§ **Required work**: Extract all lines containing "Green".

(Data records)
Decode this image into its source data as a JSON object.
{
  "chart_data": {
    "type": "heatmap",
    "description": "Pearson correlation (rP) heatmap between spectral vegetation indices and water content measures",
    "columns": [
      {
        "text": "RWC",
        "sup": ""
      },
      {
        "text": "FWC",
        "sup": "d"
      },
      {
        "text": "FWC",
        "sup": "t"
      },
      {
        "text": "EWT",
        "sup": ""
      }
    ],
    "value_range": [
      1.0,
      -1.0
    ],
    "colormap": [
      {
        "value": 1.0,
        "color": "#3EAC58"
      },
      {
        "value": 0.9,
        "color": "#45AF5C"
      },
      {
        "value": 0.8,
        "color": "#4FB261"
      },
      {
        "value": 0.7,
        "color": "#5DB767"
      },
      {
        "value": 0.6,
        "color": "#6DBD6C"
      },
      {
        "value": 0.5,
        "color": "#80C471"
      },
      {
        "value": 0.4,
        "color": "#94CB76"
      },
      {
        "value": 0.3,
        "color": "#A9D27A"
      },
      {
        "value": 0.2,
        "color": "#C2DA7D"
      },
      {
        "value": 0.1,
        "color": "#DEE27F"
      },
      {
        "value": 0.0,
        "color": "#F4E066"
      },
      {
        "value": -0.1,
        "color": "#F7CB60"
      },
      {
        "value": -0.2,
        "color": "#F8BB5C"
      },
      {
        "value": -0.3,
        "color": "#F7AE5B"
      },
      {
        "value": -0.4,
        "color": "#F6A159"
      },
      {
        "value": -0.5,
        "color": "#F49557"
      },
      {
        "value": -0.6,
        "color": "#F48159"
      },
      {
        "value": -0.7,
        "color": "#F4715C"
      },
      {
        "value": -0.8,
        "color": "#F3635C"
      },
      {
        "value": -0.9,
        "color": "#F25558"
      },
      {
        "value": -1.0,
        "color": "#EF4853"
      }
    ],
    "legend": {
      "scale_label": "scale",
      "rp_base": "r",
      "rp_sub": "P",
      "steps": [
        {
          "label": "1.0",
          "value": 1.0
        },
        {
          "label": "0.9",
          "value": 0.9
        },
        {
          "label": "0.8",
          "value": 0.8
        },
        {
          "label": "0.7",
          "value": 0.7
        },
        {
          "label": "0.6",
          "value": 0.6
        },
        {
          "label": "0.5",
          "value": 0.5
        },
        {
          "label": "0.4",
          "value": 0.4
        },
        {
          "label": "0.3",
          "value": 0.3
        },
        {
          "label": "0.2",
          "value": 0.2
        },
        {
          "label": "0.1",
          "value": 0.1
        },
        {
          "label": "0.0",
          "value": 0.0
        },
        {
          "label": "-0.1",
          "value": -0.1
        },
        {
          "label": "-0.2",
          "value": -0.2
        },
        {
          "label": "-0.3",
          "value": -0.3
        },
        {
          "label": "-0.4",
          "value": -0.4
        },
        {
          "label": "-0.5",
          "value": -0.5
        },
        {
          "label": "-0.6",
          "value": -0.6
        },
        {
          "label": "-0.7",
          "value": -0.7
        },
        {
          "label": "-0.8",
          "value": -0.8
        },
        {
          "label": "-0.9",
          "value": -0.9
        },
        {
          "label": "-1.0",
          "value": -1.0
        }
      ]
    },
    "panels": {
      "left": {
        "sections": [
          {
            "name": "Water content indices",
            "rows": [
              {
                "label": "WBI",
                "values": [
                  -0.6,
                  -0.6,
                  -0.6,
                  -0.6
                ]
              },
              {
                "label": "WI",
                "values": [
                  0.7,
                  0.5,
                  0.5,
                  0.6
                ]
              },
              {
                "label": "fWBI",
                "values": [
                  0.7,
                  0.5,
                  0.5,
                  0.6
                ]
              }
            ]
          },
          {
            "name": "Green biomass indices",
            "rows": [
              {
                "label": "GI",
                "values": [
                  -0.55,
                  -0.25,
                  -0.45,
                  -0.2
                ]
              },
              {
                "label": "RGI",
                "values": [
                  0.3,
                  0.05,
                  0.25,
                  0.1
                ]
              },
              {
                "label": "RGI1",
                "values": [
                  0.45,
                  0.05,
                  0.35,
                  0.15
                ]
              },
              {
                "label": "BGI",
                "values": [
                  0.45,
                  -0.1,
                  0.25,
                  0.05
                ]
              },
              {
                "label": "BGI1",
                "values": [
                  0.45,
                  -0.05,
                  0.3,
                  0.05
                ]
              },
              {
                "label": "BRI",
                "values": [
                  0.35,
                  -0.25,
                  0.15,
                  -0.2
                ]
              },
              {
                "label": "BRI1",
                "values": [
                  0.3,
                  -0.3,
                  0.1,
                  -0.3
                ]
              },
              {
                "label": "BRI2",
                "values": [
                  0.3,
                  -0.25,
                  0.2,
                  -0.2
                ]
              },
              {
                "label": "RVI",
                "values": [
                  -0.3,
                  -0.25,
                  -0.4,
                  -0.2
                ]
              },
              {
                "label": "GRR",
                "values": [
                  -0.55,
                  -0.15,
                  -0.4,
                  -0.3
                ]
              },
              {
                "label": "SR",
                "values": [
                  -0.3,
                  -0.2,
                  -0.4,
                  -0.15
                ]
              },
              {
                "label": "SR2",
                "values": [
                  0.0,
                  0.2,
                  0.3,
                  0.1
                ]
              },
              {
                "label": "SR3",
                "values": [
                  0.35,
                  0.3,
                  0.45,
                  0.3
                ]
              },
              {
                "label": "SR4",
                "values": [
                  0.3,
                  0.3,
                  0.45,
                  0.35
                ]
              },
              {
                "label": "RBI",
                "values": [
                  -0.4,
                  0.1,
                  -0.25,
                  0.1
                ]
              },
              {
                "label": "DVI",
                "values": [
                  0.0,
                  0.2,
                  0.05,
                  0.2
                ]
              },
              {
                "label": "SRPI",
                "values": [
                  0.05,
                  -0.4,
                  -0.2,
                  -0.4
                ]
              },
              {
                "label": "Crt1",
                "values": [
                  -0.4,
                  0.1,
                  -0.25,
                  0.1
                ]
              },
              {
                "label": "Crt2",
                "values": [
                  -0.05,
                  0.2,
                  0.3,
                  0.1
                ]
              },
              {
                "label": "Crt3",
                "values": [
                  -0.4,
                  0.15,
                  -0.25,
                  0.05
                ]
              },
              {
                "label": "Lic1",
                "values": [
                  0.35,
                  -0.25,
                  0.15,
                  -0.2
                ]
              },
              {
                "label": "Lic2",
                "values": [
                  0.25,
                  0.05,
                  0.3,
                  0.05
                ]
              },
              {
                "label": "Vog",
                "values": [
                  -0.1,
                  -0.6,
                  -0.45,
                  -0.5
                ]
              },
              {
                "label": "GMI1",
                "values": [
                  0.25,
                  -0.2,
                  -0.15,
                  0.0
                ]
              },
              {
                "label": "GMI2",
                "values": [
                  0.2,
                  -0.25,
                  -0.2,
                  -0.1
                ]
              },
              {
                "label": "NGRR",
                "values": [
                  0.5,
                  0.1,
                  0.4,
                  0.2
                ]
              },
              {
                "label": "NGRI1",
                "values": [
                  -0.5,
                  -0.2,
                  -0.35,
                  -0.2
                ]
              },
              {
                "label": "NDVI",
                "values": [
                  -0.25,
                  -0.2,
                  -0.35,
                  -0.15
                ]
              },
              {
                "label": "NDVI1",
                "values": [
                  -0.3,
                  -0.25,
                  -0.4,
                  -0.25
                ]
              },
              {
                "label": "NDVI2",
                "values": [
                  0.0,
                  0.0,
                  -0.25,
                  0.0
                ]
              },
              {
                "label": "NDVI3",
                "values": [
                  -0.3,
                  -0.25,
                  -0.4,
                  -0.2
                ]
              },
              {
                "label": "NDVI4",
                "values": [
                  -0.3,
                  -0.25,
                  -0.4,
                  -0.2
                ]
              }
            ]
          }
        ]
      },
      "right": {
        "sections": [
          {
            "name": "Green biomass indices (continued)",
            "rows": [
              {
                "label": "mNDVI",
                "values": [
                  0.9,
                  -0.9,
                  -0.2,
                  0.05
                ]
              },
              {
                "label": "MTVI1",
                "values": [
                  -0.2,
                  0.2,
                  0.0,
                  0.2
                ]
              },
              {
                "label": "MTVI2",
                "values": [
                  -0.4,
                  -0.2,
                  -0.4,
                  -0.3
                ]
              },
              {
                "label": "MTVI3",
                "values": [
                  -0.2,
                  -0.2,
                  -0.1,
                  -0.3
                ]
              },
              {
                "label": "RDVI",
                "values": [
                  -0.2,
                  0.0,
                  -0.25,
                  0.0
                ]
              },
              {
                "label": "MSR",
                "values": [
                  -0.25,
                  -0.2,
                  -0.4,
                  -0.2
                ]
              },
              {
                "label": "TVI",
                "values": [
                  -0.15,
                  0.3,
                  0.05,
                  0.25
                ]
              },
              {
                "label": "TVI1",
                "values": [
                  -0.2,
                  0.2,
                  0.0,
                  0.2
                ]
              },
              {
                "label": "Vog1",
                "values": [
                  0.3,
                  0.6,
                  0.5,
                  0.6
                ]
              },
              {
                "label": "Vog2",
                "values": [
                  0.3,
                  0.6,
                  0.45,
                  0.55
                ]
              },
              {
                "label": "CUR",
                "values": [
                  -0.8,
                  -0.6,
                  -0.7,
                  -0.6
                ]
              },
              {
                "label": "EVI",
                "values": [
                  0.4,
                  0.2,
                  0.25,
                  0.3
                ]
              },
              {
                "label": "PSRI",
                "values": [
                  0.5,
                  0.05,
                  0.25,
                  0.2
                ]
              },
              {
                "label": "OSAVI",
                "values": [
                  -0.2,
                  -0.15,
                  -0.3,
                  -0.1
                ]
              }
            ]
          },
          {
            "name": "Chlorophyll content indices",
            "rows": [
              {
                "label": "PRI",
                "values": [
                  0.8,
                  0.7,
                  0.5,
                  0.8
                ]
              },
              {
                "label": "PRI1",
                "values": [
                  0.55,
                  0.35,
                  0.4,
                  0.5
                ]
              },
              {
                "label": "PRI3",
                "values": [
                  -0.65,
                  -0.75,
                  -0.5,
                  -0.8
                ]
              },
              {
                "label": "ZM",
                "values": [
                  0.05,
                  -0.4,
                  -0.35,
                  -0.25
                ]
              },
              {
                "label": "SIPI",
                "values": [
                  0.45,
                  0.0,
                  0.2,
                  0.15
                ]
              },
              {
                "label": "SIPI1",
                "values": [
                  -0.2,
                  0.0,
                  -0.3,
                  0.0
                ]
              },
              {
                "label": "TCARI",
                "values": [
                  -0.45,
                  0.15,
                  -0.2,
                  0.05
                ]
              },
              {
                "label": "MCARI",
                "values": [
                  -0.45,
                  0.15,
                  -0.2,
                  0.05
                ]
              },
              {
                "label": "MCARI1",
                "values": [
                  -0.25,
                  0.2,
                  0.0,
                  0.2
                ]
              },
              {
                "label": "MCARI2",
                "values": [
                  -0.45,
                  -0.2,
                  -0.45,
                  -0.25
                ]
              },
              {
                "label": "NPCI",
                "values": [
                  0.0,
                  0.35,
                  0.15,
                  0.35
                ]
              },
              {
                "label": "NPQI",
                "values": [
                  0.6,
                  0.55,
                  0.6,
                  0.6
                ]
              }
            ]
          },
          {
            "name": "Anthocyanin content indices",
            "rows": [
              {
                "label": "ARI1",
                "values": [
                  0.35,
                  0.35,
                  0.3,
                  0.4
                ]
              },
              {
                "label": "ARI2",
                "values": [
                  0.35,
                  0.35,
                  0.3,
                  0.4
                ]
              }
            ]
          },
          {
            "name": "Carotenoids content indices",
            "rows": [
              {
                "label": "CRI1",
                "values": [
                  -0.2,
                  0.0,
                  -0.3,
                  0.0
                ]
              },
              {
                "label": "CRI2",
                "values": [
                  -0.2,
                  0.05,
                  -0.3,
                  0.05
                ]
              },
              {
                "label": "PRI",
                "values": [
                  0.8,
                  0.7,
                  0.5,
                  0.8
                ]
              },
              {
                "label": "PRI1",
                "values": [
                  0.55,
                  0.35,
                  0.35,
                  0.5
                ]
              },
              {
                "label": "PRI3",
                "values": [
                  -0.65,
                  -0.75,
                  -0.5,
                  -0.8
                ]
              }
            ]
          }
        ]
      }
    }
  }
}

§ **Written solution**:
            "name": "Green biomass indices",
            "name": "Green biomass indices (continued)",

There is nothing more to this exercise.